* start *

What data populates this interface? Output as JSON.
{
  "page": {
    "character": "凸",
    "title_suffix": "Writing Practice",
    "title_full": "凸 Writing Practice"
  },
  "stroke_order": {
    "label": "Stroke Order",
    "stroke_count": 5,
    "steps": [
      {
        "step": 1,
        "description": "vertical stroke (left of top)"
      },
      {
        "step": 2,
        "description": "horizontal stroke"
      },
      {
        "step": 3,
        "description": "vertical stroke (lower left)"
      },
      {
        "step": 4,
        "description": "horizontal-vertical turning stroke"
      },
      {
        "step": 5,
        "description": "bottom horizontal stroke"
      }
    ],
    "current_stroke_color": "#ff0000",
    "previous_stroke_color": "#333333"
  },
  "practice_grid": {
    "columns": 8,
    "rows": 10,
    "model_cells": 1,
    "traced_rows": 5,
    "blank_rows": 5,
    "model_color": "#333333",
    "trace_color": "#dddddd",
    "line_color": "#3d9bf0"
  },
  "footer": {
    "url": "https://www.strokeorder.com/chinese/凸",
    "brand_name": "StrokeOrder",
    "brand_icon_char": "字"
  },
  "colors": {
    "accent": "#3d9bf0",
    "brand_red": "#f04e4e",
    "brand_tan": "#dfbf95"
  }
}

* end *
* start *

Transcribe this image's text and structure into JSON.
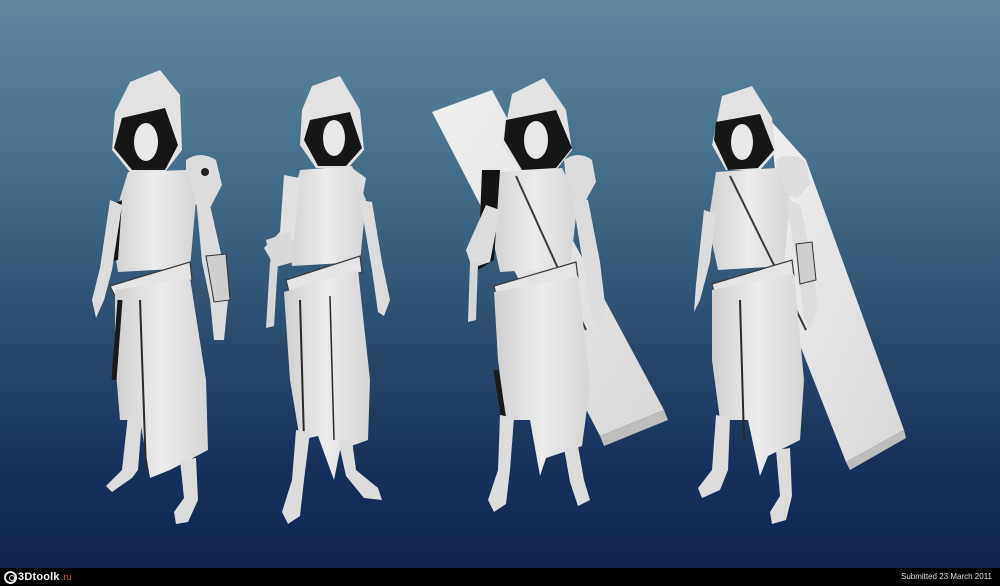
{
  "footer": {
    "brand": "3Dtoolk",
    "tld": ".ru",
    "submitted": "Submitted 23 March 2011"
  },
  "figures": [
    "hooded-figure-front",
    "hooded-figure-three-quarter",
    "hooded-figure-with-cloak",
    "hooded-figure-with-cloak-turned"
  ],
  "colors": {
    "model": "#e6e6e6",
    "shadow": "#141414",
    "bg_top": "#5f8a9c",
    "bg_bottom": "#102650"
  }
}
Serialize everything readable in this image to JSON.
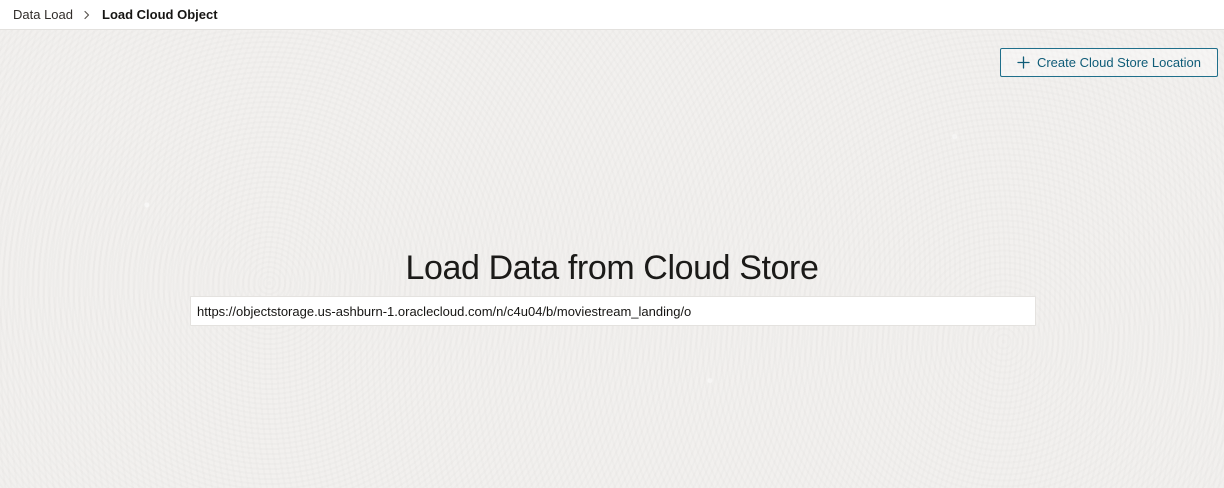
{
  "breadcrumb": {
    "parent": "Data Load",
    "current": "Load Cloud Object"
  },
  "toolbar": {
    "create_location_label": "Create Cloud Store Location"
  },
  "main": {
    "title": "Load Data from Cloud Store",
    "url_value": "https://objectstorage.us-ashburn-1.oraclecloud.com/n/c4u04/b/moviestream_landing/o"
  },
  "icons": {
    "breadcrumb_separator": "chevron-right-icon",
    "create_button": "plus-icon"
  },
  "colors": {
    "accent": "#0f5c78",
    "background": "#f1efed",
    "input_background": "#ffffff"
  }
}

* end *

Set problem:
Which lines hold the word "https"? Show each one.

Output for this task:
    "url": "https://www.strokeorder.com/chinese/凸",
    "url_value": "https://objectstorage.us-ashburn-1.oraclecloud.com/n/c4u04/b/moviestream_landing/o"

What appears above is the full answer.